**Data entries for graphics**
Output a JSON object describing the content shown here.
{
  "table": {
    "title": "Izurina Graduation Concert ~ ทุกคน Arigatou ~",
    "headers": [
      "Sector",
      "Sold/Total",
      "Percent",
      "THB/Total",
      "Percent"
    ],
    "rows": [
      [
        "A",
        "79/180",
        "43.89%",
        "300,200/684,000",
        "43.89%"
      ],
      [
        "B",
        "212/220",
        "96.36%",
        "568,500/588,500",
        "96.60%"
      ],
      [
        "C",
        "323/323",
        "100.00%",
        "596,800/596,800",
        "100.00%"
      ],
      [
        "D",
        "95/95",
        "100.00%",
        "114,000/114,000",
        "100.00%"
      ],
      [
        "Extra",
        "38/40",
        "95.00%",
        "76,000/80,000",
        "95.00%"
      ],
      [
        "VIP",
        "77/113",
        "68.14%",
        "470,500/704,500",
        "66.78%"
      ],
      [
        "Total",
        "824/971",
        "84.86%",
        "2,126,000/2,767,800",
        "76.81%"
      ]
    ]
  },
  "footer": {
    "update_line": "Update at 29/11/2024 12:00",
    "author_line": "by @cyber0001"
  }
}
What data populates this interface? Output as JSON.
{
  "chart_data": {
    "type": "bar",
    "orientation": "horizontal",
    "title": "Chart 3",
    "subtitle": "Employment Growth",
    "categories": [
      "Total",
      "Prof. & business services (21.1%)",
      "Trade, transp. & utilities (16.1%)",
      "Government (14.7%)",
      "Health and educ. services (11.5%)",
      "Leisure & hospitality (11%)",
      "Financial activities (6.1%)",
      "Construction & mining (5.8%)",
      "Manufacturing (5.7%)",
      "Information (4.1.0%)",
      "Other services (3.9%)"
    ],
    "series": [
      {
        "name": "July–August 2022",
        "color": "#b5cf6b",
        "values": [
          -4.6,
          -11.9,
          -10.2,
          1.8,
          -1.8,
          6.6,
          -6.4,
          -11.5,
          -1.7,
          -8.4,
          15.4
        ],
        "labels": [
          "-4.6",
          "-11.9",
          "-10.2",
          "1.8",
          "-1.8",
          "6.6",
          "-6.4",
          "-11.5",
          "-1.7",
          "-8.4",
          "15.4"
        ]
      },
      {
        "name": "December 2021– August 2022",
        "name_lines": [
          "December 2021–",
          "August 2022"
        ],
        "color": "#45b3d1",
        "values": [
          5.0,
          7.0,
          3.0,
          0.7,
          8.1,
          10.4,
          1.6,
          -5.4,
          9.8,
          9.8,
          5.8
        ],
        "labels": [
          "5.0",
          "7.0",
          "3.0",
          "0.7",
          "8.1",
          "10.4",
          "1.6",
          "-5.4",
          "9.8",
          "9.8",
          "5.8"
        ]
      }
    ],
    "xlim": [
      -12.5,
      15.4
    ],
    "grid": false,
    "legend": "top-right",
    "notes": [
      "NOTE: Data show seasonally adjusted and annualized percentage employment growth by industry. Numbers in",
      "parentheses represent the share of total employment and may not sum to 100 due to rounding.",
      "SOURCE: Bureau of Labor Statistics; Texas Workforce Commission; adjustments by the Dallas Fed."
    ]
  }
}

**EXERCISE DESCRIPTION**
Repeat the material from above exactly, word for word.

**COMPLETE ANSWER**
Output a JSON object describing the content shown here.
{
  "table": {
    "title": "Izurina Graduation Concert ~ ทุกคน Arigatou ~",
    "headers": [
      "Sector",
      "Sold/Total",
      "Percent",
      "THB/Total",
      "Percent"
    ],
    "rows": [
      [
        "A",
        "79/180",
        "43.89%",
        "300,200/684,000",
        "43.89%"
      ],
      [
        "B",
        "212/220",
        "96.36%",
        "568,500/588,500",
        "96.60%"
      ],
      [
        "C",
        "323/323",
        "100.00%",
        "596,800/596,800",
        "100.00%"
      ],
      [
        "D",
        "95/95",
        "100.00%",
        "114,000/114,000",
        "100.00%"
      ],
      [
        "Extra",
        "38/40",
        "95.00%",
        "76,000/80,000",
        "95.00%"
      ],
      [
        "VIP",
        "77/113",
        "68.14%",
        "470,500/704,500",
        "66.78%"
      ],
      [
        "Total",
        "824/971",
        "84.86%",
        "2,126,000/2,767,800",
        "76.81%"
      ]
    ]
  },
  "footer": {
    "update_line": "Update at 29/11/2024 12:00",
    "author_line": "by @cyber0001"
  }
}
What data populates this interface? Output as JSON.
{
  "chart_data": {
    "type": "bar",
    "orientation": "horizontal",
    "title": "Chart 3",
    "subtitle": "Employment Growth",
    "categories": [
      "Total",
      "Prof. & business services (21.1%)",
      "Trade, transp. & utilities (16.1%)",
      "Government (14.7%)",
      "Health and educ. services (11.5%)",
      "Leisure & hospitality (11%)",
      "Financial activities (6.1%)",
      "Construction & mining (5.8%)",
      "Manufacturing (5.7%)",
      "Information (4.1.0%)",
      "Other services (3.9%)"
    ],
    "series": [
      {
        "name": "July–August 2022",
        "color": "#b5cf6b",
        "values": [
          -4.6,
          -11.9,
          -10.2,
          1.8,
          -1.8,
          6.6,
          -6.4,
          -11.5,
          -1.7,
          -8.4,
          15.4
        ],
        "labels": [
          "-4.6",
          "-11.9",
          "-10.2",
          "1.8",
          "-1.8",
          "6.6",
          "-6.4",
          "-11.5",
          "-1.7",
          "-8.4",
          "15.4"
        ]
      },
      {
        "name": "December 2021– August 2022",
        "name_lines": [
          "December 2021–",
          "August 2022"
        ],
        "color": "#45b3d1",
        "values": [
          5.0,
          7.0,
          3.0,
          0.7,
          8.1,
          10.4,
          1.6,
          -5.4,
          9.8,
          9.8,
          5.8
        ],
        "labels": [
          "5.0",
          "7.0",
          "3.0",
          "0.7",
          "8.1",
          "10.4",
          "1.6",
          "-5.4",
          "9.8",
          "9.8",
          "5.8"
        ]
      }
    ],
    "xlim": [
      -12.5,
      15.4
    ],
    "grid": false,
    "legend": "top-right",
    "notes": [
      "NOTE: Data show seasonally adjusted and annualized percentage employment growth by industry. Numbers in",
      "parentheses represent the share of total employment and may not sum to 100 due to rounding.",
      "SOURCE: Bureau of Labor Statistics; Texas Workforce Commission; adjustments by the Dallas Fed."
    ]
  }
}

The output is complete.